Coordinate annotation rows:
:::

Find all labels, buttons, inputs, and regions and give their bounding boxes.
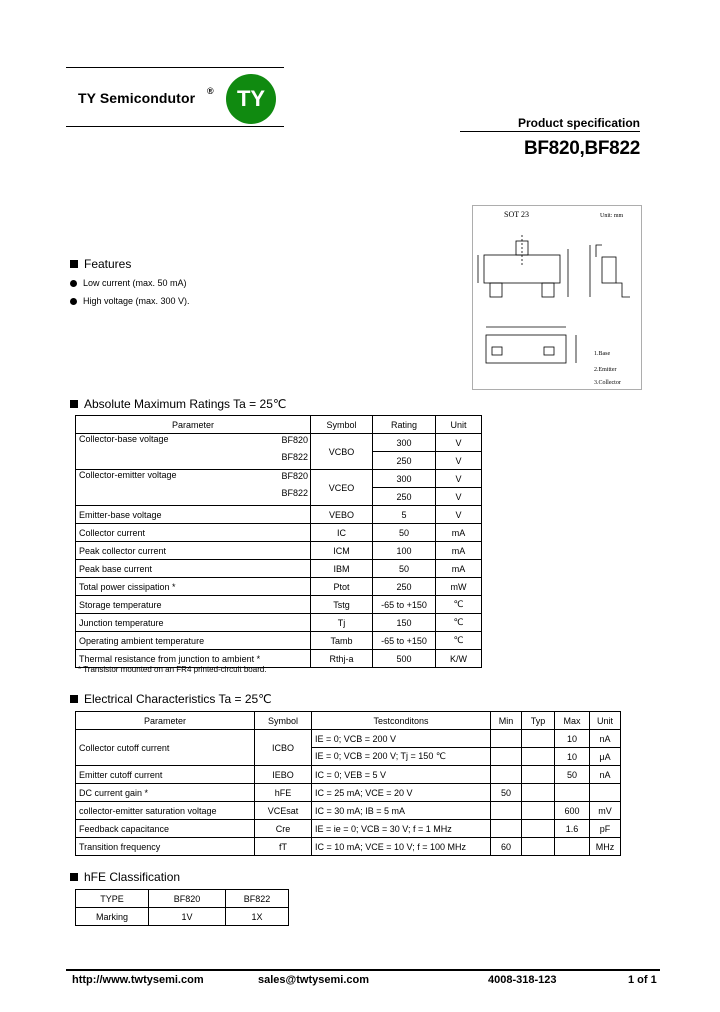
- unit-cell: mV: [590, 802, 621, 820]
- min-cell: [491, 802, 522, 820]
- bullet-dot-icon: [70, 298, 77, 305]
- max-cell: 1.6: [555, 820, 590, 838]
- table-row: [76, 470, 482, 488]
- max-cell: 10: [555, 748, 590, 766]
- min-cell: [491, 730, 522, 748]
- min-cell: [491, 766, 522, 784]
- footer-rule: [66, 969, 660, 971]
- symbol-cell: hFE: [255, 784, 312, 802]
- table-row: [76, 560, 482, 578]
- typ-cell: [522, 766, 555, 784]
- header-right-rule: [460, 131, 640, 132]
- max-cell: 50: [555, 766, 590, 784]
- symbol-cell: ICBO: [255, 730, 312, 766]
- hfe-cell: 1V: [149, 908, 226, 926]
- table-row: [76, 838, 621, 856]
- table-row: [76, 730, 621, 748]
- bullet-dot-icon: [70, 280, 77, 287]
- rating-cell: -65 to +150: [373, 632, 436, 650]
- symbol-cell: IC: [311, 524, 373, 542]
- param-cell: Junction temperature: [76, 614, 311, 632]
- param-cell: Peak collector current: [76, 542, 311, 560]
- symbol-cell: VCEsat: [255, 802, 312, 820]
- unit-cell: mW: [436, 578, 482, 596]
- feature-item: Low current (max. 50 mA): [70, 278, 187, 288]
- param-cell: Total power cissipation *: [76, 578, 311, 596]
- hfe-cell: BF820: [149, 890, 226, 908]
- bullet-square-icon: [70, 873, 78, 881]
- unit-cell: V: [436, 506, 482, 524]
- brand-name: TY Semicondutor: [78, 90, 196, 106]
- rating-cell: 50: [373, 560, 436, 578]
- hfe-title: hFE Classification: [70, 870, 180, 884]
- unit-cell: V: [436, 434, 482, 452]
- hfe-cell: TYPE: [76, 890, 149, 908]
- table-row: [76, 434, 482, 452]
- param-cell: DC current gain *: [76, 784, 255, 802]
- footer-page: 1 of 1: [628, 974, 657, 986]
- symbol-cell: IEBO: [255, 766, 312, 784]
- max-cell: [555, 838, 590, 856]
- unit-cell: mA: [436, 524, 482, 542]
- ty-logo: TY: [226, 74, 276, 124]
- rating-cell: 250: [373, 578, 436, 596]
- table-row: [76, 890, 289, 908]
- table-row: [76, 820, 621, 838]
- param-cell: Transition frequency: [76, 838, 255, 856]
- pin-3-label: 3.Collector: [594, 380, 621, 386]
- feature-item: High voltage (max. 300 V).: [70, 296, 190, 306]
- rating-cell: 300: [373, 434, 436, 452]
- unit-cell: ℃: [436, 596, 482, 614]
- sot23-outline-drawing: [472, 205, 642, 390]
- symbol-cell: Rthj-a: [311, 650, 373, 668]
- col-unit: Unit: [590, 712, 621, 730]
- symbol-cell: Tstg: [311, 596, 373, 614]
- table-row: [76, 908, 289, 926]
- col-testconditions: Testconditons: [312, 712, 491, 730]
- unit-cell: V: [436, 470, 482, 488]
- symbol-cell: Tj: [311, 614, 373, 632]
- typ-cell: [522, 748, 555, 766]
- max-cell: 600: [555, 802, 590, 820]
- col-max: Max: [555, 712, 590, 730]
- abs-max-footnote: * Transistor mounted on an FR4 printed-circuit board.: [78, 665, 267, 674]
- package-unit: Unit: mm: [600, 213, 624, 219]
- cond-cell: IC = 0; VEB = 5 V: [312, 766, 491, 784]
- cond-cell: IE = 0; VCB = 200 V: [312, 730, 491, 748]
- param-cell: Emitter cutoff current: [76, 766, 255, 784]
- unit-cell: nA: [590, 730, 621, 748]
- typ-cell: [522, 820, 555, 838]
- param-cell: Emitter-base voltage: [76, 506, 311, 524]
- rating-cell: 500: [373, 650, 436, 668]
- table-row: [76, 766, 621, 784]
- cond-cell: IC = 30 mA; IB = 5 mA: [312, 802, 491, 820]
- unit-cell: ℃: [436, 632, 482, 650]
- table-row: [76, 524, 482, 542]
- abs-max-table: [75, 415, 482, 668]
- table-row: [76, 596, 482, 614]
- param-cell: Storage temperature: [76, 596, 311, 614]
- registered-mark: ®: [207, 86, 214, 96]
- min-cell: [491, 820, 522, 838]
- symbol-cell: VCEO: [311, 470, 373, 506]
- package-drawing: [472, 205, 642, 390]
- table-row: [76, 542, 482, 560]
- rating-cell: -65 to +150: [373, 596, 436, 614]
- unit-cell: K/W: [436, 650, 482, 668]
- footer-url[interactable]: http://www.twtysemi.com: [72, 974, 204, 986]
- param-cell: Operating ambient temperature: [76, 632, 311, 650]
- table-row: [76, 614, 482, 632]
- bullet-square-icon: [70, 260, 78, 268]
- param-cell: Thermal resistance from junction to ambient *: [76, 650, 311, 668]
- cond-cell: IC = 25 mA; VCE = 20 V: [312, 784, 491, 802]
- typ-cell: [522, 802, 555, 820]
- unit-cell: nA: [590, 766, 621, 784]
- unit-cell: μA: [590, 748, 621, 766]
- param-cell: Collector-emitter voltage BF820 BF822: [76, 470, 311, 506]
- max-cell: 10: [555, 730, 590, 748]
- param-cell: Collector current: [76, 524, 311, 542]
- footer-phone: 4008-318-123: [488, 974, 557, 986]
- bullet-square-icon: [70, 400, 78, 408]
- table-row: [76, 578, 482, 596]
- min-cell: [491, 748, 522, 766]
- unit-cell: V: [436, 452, 482, 470]
- table-row: [76, 802, 621, 820]
- col-parameter: Parameter: [76, 712, 255, 730]
- table-row: [76, 506, 482, 524]
- unit-cell: [590, 784, 621, 802]
- cond-cell: IE = 0; VCB = 200 V; Tj = 150 ℃: [312, 748, 491, 766]
- col-typ: Typ: [522, 712, 555, 730]
- features-title: Features: [70, 257, 131, 271]
- rating-cell: 50: [373, 524, 436, 542]
- rating-cell: 150: [373, 614, 436, 632]
- footer-email[interactable]: sales@twtysemi.com: [258, 974, 369, 986]
- param-cell: Feedback capacitance: [76, 820, 255, 838]
- bullet-square-icon: [70, 695, 78, 703]
- symbol-cell: fT: [255, 838, 312, 856]
- hfe-cell: BF822: [226, 890, 289, 908]
- symbol-cell: VCBO: [311, 434, 373, 470]
- hfe-cell: Marking: [76, 908, 149, 926]
- col-symbol: Symbol: [255, 712, 312, 730]
- unit-cell: MHz: [590, 838, 621, 856]
- rating-cell: 250: [373, 488, 436, 506]
- unit-cell: pF: [590, 820, 621, 838]
- symbol-cell: Tamb: [311, 632, 373, 650]
- cond-cell: IE = ie = 0; VCB = 30 V; f = 1 MHz: [312, 820, 491, 838]
- rating-cell: 100: [373, 542, 436, 560]
- unit-cell: ℃: [436, 614, 482, 632]
- min-cell: 50: [491, 784, 522, 802]
- col-symbol: Symbol: [311, 416, 373, 434]
- unit-cell: V: [436, 488, 482, 506]
- cond-cell: IC = 10 mA; VCE = 10 V; f = 100 MHz: [312, 838, 491, 856]
- typ-cell: [522, 784, 555, 802]
- symbol-cell: Cre: [255, 820, 312, 838]
- rating-cell: 250: [373, 452, 436, 470]
- unit-cell: mA: [436, 542, 482, 560]
- col-rating: Rating: [373, 416, 436, 434]
- col-min: Min: [491, 712, 522, 730]
- elec-title: Electrical Characteristics Ta = 25℃: [70, 692, 272, 706]
- product-specification: Product specification: [517, 116, 640, 130]
- min-cell: 60: [491, 838, 522, 856]
- param-cell: collector-emitter saturation voltage: [76, 802, 255, 820]
- typ-cell: [522, 838, 555, 856]
- col-unit: Unit: [436, 416, 482, 434]
- param-cell: Peak base current: [76, 560, 311, 578]
- table-row: [76, 784, 621, 802]
- header-top-rule: [66, 67, 284, 68]
- table-row: [76, 632, 482, 650]
- max-cell: [555, 784, 590, 802]
- hfe-table: [75, 889, 289, 926]
- rating-cell: 5: [373, 506, 436, 524]
- symbol-cell: IBM: [311, 560, 373, 578]
- param-cell: Collector cutoff current: [76, 730, 255, 766]
- pin-1-label: 1.Base: [594, 351, 611, 357]
- pin-2-label: 2.Emitter: [594, 367, 617, 373]
- hfe-cell: 1X: [226, 908, 289, 926]
- part-numbers: BF820,BF822: [523, 138, 640, 159]
- param-cell: Collector-base voltage BF820 BF822: [76, 434, 311, 470]
- col-parameter: Parameter: [76, 416, 311, 434]
- elec-table: [75, 711, 621, 856]
- symbol-cell: Ptot: [311, 578, 373, 596]
- typ-cell: [522, 730, 555, 748]
- header-mid-rule: [66, 126, 284, 127]
- rating-cell: 300: [373, 470, 436, 488]
- package-name: SOT 23: [504, 210, 529, 219]
- symbol-cell: ICM: [311, 542, 373, 560]
- abs-max-title: Absolute Maximum Ratings Ta = 25℃: [70, 397, 286, 411]
- unit-cell: mA: [436, 560, 482, 578]
- symbol-cell: VEBO: [311, 506, 373, 524]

:::

• _GIVEN INSTRUCTION_: Rewrite the rows from the line with "- unit-cell: mV: [590, 802, 621, 820]" to the line with "- feature-item: Low", replacing "table-row" with "data-row" and leaving everything else unchanged. Give only those lines.

• _TASK SOLUTION_:
- unit-cell: mV: [590, 802, 621, 820]
- min-cell: [491, 802, 522, 820]
- bullet-dot-icon: [70, 298, 77, 305]
- max-cell: 1.6: [555, 820, 590, 838]
- data-row: [76, 470, 482, 488]
- max-cell: 10: [555, 748, 590, 766]
- min-cell: [491, 730, 522, 748]
- min-cell: [491, 766, 522, 784]
- footer-rule: [66, 969, 660, 971]
- symbol-cell: hFE: [255, 784, 312, 802]
- data-row: [76, 560, 482, 578]
- typ-cell: [522, 766, 555, 784]
- header-right-rule: [460, 131, 640, 132]
- max-cell: 50: [555, 766, 590, 784]
- symbol-cell: ICBO: [255, 730, 312, 766]
- hfe-cell: 1V: [149, 908, 226, 926]
- data-row: [76, 838, 621, 856]
- data-row: [76, 730, 621, 748]
- bullet-dot-icon: [70, 280, 77, 287]
- rating-cell: -65 to +150: [373, 632, 436, 650]
- symbol-cell: IC: [311, 524, 373, 542]
- param-cell: Junction temperature: [76, 614, 311, 632]
- param-cell: Peak collector current: [76, 542, 311, 560]
- symbol-cell: VCEsat: [255, 802, 312, 820]
- unit-cell: mW: [436, 578, 482, 596]
- feature-item: Low current (max. 50 mA): [70, 278, 187, 288]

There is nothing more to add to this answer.